• _Exercise requirements_: Retype the listing that follows, exactly as written.
::::::
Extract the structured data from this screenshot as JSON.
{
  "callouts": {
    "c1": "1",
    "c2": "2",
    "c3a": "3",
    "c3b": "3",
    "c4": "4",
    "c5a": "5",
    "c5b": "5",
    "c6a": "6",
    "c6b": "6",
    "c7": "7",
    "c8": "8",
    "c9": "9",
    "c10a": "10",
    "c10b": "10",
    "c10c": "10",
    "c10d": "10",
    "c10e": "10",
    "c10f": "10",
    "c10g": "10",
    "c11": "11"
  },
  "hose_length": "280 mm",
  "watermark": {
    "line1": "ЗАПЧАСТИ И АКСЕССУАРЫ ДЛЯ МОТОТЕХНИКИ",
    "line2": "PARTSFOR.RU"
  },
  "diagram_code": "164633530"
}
::::::
• _Correct result_:
Extract the structured data from this screenshot as JSON.
{
  "callouts": {
    "c1": "1",
    "c2": "2",
    "c3a": "3",
    "c3b": "3",
    "c4": "4",
    "c5a": "5",
    "c5b": "5",
    "c6a": "6",
    "c6b": "6",
    "c7": "7",
    "c8": "8",
    "c9": "9",
    "c10a": "10",
    "c10b": "10",
    "c10c": "10",
    "c10d": "10",
    "c10e": "10",
    "c10f": "10",
    "c10g": "10",
    "c11": "11"
  },
  "hose_length": "280 mm",
  "watermark": {
    "line1": "ЗАПЧАСТИ И АКСЕССУАРЫ ДЛЯ МОТОТЕХНИКИ",
    "line2": "PARTSFOR.RU"
  },
  "diagram_code": "164633530"
}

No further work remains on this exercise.